* _Task to complete_
Return every record exactly as written.

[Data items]
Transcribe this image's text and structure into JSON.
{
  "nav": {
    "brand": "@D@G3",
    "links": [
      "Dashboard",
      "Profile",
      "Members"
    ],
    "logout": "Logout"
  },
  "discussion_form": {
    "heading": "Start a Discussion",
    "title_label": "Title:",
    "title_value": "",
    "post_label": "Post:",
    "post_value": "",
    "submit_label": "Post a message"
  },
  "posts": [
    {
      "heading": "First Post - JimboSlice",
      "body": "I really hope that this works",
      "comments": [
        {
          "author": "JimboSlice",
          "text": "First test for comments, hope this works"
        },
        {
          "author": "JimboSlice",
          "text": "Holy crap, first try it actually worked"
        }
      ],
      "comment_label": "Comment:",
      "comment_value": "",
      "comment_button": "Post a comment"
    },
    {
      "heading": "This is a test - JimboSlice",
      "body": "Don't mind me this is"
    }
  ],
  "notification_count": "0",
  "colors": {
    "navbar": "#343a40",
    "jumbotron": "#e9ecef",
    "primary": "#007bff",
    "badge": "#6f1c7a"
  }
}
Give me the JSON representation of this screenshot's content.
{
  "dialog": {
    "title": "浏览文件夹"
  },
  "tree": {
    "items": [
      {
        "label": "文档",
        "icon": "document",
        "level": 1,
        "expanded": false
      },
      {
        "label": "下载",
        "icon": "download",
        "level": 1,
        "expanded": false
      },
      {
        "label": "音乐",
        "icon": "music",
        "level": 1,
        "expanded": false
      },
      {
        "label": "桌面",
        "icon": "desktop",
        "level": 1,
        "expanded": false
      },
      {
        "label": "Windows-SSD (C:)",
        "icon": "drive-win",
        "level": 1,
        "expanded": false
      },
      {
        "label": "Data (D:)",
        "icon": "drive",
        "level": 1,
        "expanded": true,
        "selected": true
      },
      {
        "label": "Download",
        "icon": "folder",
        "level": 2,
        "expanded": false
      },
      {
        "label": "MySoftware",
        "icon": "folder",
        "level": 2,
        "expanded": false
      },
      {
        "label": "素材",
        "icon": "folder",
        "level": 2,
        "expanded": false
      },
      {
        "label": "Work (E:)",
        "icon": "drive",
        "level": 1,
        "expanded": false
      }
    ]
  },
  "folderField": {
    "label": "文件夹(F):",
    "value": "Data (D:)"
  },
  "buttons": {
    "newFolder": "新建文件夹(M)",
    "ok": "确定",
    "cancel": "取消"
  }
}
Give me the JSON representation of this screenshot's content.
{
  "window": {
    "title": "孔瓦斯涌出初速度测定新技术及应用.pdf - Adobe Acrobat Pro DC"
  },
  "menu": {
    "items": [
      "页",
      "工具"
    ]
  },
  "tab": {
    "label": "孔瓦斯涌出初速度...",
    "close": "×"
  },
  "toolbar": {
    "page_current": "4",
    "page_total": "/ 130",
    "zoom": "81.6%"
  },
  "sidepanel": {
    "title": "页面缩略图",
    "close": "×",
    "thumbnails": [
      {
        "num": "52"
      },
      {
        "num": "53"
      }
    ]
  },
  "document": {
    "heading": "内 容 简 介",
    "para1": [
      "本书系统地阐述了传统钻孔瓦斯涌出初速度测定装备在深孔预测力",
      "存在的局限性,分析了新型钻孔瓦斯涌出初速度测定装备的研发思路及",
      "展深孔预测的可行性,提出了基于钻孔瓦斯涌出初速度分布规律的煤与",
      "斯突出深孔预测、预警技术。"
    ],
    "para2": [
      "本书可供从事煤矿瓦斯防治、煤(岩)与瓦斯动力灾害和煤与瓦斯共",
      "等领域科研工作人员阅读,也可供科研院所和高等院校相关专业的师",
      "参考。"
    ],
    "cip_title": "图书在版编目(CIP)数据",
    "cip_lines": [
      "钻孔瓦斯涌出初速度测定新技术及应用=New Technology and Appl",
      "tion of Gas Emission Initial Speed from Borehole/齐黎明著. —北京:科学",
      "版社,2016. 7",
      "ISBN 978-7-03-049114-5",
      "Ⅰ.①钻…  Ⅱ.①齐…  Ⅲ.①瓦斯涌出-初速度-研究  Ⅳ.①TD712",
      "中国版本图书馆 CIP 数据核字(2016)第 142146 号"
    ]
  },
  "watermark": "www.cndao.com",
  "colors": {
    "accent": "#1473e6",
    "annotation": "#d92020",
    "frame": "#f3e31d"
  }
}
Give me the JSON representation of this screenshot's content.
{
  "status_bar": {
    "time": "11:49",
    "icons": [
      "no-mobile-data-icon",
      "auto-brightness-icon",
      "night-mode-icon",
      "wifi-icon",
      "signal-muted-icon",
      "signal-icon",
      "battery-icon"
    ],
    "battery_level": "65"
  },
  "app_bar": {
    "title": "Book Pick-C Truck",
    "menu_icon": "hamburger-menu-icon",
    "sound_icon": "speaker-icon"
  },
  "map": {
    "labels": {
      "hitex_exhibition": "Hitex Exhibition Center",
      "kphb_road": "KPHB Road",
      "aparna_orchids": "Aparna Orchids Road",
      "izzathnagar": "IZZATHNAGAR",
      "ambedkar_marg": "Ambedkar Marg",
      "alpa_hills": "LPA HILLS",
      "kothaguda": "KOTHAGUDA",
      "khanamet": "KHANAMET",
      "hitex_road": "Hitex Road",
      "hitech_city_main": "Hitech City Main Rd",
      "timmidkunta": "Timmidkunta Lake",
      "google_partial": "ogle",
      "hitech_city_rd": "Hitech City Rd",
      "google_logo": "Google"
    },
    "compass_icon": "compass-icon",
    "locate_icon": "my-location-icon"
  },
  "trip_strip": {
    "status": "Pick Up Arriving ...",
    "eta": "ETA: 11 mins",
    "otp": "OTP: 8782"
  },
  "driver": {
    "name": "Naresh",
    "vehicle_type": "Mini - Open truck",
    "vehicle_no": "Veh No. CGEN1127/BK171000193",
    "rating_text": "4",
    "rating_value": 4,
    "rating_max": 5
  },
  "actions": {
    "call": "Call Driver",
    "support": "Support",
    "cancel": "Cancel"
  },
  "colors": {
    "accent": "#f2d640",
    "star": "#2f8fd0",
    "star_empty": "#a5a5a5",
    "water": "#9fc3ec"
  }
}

* _Reply to the task_
Transcribe this image's text and structure into JSON.
{
  "nav": {
    "brand": "@D@G3",
    "links": [
      "Dashboard",
      "Profile",
      "Members"
    ],
    "logout": "Logout"
  },
  "discussion_form": {
    "heading": "Start a Discussion",
    "title_label": "Title:",
    "title_value": "",
    "post_label": "Post:",
    "post_value": "",
    "submit_label": "Post a message"
  },
  "posts": [
    {
      "heading": "First Post - JimboSlice",
      "body": "I really hope that this works",
      "comments": [
        {
          "author": "JimboSlice",
          "text": "First test for comments, hope this works"
        },
        {
          "author": "JimboSlice",
          "text": "Holy crap, first try it actually worked"
        }
      ],
      "comment_label": "Comment:",
      "comment_value": "",
      "comment_button": "Post a comment"
    },
    {
      "heading": "This is a test - JimboSlice",
      "body": "Don't mind me this is"
    }
  ],
  "notification_count": "0",
  "colors": {
    "navbar": "#343a40",
    "jumbotron": "#e9ecef",
    "primary": "#007bff",
    "badge": "#6f1c7a"
  }
}
Give me the JSON representation of this screenshot's content.
{
  "dialog": {
    "title": "浏览文件夹"
  },
  "tree": {
    "items": [
      {
        "label": "文档",
        "icon": "document",
        "level": 1,
        "expanded": false
      },
      {
        "label": "下载",
        "icon": "download",
        "level": 1,
        "expanded": false
      },
      {
        "label": "音乐",
        "icon": "music",
        "level": 1,
        "expanded": false
      },
      {
        "label": "桌面",
        "icon": "desktop",
        "level": 1,
        "expanded": false
      },
      {
        "label": "Windows-SSD (C:)",
        "icon": "drive-win",
        "level": 1,
        "expanded": false
      },
      {
        "label": "Data (D:)",
        "icon": "drive",
        "level": 1,
        "expanded": true,
        "selected": true
      },
      {
        "label": "Download",
        "icon": "folder",
        "level": 2,
        "expanded": false
      },
      {
        "label": "MySoftware",
        "icon": "folder",
        "level": 2,
        "expanded": false
      },
      {
        "label": "素材",
        "icon": "folder",
        "level": 2,
        "expanded": false
      },
      {
        "label": "Work (E:)",
        "icon": "drive",
        "level": 1,
        "expanded": false
      }
    ]
  },
  "folderField": {
    "label": "文件夹(F):",
    "value": "Data (D:)"
  },
  "buttons": {
    "newFolder": "新建文件夹(M)",
    "ok": "确定",
    "cancel": "取消"
  }
}
Give me the JSON representation of this screenshot's content.
{
  "window": {
    "title": "孔瓦斯涌出初速度测定新技术及应用.pdf - Adobe Acrobat Pro DC"
  },
  "menu": {
    "items": [
      "页",
      "工具"
    ]
  },
  "tab": {
    "label": "孔瓦斯涌出初速度...",
    "close": "×"
  },
  "toolbar": {
    "page_current": "4",
    "page_total": "/ 130",
    "zoom": "81.6%"
  },
  "sidepanel": {
    "title": "页面缩略图",
    "close": "×",
    "thumbnails": [
      {
        "num": "52"
      },
      {
        "num": "53"
      }
    ]
  },
  "document": {
    "heading": "内 容 简 介",
    "para1": [
      "本书系统地阐述了传统钻孔瓦斯涌出初速度测定装备在深孔预测力",
      "存在的局限性,分析了新型钻孔瓦斯涌出初速度测定装备的研发思路及",
      "展深孔预测的可行性,提出了基于钻孔瓦斯涌出初速度分布规律的煤与",
      "斯突出深孔预测、预警技术。"
    ],
    "para2": [
      "本书可供从事煤矿瓦斯防治、煤(岩)与瓦斯动力灾害和煤与瓦斯共",
      "等领域科研工作人员阅读,也可供科研院所和高等院校相关专业的师",
      "参考。"
    ],
    "cip_title": "图书在版编目(CIP)数据",
    "cip_lines": [
      "钻孔瓦斯涌出初速度测定新技术及应用=New Technology and Appl",
      "tion of Gas Emission Initial Speed from Borehole/齐黎明著. —北京:科学",
      "版社,2016. 7",
      "ISBN 978-7-03-049114-5",
      "Ⅰ.①钻…  Ⅱ.①齐…  Ⅲ.①瓦斯涌出-初速度-研究  Ⅳ.①TD712",
      "中国版本图书馆 CIP 数据核字(2016)第 142146 号"
    ]
  },
  "watermark": "www.cndao.com",
  "colors": {
    "accent": "#1473e6",
    "annotation": "#d92020",
    "frame": "#f3e31d"
  }
}
Give me the JSON representation of this screenshot's content.
{
  "status_bar": {
    "time": "11:49",
    "icons": [
      "no-mobile-data-icon",
      "auto-brightness-icon",
      "night-mode-icon",
      "wifi-icon",
      "signal-muted-icon",
      "signal-icon",
      "battery-icon"
    ],
    "battery_level": "65"
  },
  "app_bar": {
    "title": "Book Pick-C Truck",
    "menu_icon": "hamburger-menu-icon",
    "sound_icon": "speaker-icon"
  },
  "map": {
    "labels": {
      "hitex_exhibition": "Hitex Exhibition Center",
      "kphb_road": "KPHB Road",
      "aparna_orchids": "Aparna Orchids Road",
      "izzathnagar": "IZZATHNAGAR",
      "ambedkar_marg": "Ambedkar Marg",
      "alpa_hills": "LPA HILLS",
      "kothaguda": "KOTHAGUDA",
      "khanamet": "KHANAMET",
      "hitex_road": "Hitex Road",
      "hitech_city_main": "Hitech City Main Rd",
      "timmidkunta": "Timmidkunta Lake",
      "google_partial": "ogle",
      "hitech_city_rd": "Hitech City Rd",
      "google_logo": "Google"
    },
    "compass_icon": "compass-icon",
    "locate_icon": "my-location-icon"
  },
  "trip_strip": {
    "status": "Pick Up Arriving ...",
    "eta": "ETA: 11 mins",
    "otp": "OTP: 8782"
  },
  "driver": {
    "name": "Naresh",
    "vehicle_type": "Mini - Open truck",
    "vehicle_no": "Veh No. CGEN1127/BK171000193",
    "rating_text": "4",
    "rating_value": 4,
    "rating_max": 5
  },
  "actions": {
    "call": "Call Driver",
    "support": "Support",
    "cancel": "Cancel"
  },
  "colors": {
    "accent": "#f2d640",
    "star": "#2f8fd0",
    "star_empty": "#a5a5a5",
    "water": "#9fc3ec"
  }
}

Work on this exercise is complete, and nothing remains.